**What you are asked to do**
Rewrite the material from its start through the line containing "author-avatar[interactable] [321,93,369,141]", swapping "liker-avatar" for "liking-user-avatar" and leaving everything else as it is.

**Dataset excerpts**
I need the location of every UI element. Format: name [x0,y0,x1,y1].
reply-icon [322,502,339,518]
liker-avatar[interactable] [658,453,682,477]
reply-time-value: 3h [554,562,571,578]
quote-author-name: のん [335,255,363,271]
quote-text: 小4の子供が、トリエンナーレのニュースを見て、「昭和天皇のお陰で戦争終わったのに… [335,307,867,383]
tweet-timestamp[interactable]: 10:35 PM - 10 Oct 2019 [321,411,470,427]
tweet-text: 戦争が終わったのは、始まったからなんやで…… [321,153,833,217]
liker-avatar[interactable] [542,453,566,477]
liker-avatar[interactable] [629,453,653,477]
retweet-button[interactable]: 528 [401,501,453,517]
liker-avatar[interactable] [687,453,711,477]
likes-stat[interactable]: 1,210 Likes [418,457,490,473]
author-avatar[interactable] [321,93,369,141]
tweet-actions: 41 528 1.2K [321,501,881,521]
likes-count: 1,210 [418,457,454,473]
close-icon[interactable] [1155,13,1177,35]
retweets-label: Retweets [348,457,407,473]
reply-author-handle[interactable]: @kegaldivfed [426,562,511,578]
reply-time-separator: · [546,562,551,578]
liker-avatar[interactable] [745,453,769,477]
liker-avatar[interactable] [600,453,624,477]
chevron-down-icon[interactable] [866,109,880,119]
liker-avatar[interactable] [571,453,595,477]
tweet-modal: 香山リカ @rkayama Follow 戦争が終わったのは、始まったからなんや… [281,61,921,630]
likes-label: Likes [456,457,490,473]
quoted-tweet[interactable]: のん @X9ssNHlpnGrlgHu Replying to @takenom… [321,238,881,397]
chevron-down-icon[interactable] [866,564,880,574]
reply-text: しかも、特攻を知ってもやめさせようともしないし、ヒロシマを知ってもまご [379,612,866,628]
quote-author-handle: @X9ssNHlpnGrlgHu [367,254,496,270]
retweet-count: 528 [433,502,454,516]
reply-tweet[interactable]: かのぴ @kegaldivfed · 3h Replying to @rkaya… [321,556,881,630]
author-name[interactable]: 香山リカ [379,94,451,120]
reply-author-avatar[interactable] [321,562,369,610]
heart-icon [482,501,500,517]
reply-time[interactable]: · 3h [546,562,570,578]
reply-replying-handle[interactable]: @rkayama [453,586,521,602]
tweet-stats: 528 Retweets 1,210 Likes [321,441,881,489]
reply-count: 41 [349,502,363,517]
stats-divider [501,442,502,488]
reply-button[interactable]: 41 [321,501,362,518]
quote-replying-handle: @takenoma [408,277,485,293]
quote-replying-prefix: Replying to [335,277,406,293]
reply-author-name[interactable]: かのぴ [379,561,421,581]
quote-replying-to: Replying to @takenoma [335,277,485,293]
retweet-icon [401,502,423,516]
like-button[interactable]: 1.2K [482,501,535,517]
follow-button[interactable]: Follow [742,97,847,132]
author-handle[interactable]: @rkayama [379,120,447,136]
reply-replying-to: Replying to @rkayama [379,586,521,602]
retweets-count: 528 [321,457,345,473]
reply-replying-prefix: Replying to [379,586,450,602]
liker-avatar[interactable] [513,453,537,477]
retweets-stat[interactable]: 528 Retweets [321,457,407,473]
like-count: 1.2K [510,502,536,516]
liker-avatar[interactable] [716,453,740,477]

**The completed task**
I need the location of every UI element. Format: name [x0,y0,x1,y1].
reply-icon [322,502,339,518]
liking-user-avatar[interactable] [658,453,682,477]
reply-time-value: 3h [554,562,571,578]
quote-author-name: のん [335,255,363,271]
quote-text: 小4の子供が、トリエンナーレのニュースを見て、「昭和天皇のお陰で戦争終わったのに… [335,307,867,383]
tweet-timestamp[interactable]: 10:35 PM - 10 Oct 2019 [321,411,470,427]
tweet-text: 戦争が終わったのは、始まったからなんやで…… [321,153,833,217]
liking-user-avatar[interactable] [542,453,566,477]
liking-user-avatar[interactable] [629,453,653,477]
retweet-button[interactable]: 528 [401,501,453,517]
liking-user-avatar[interactable] [687,453,711,477]
likes-stat[interactable]: 1,210 Likes [418,457,490,473]
author-avatar[interactable] [321,93,369,141]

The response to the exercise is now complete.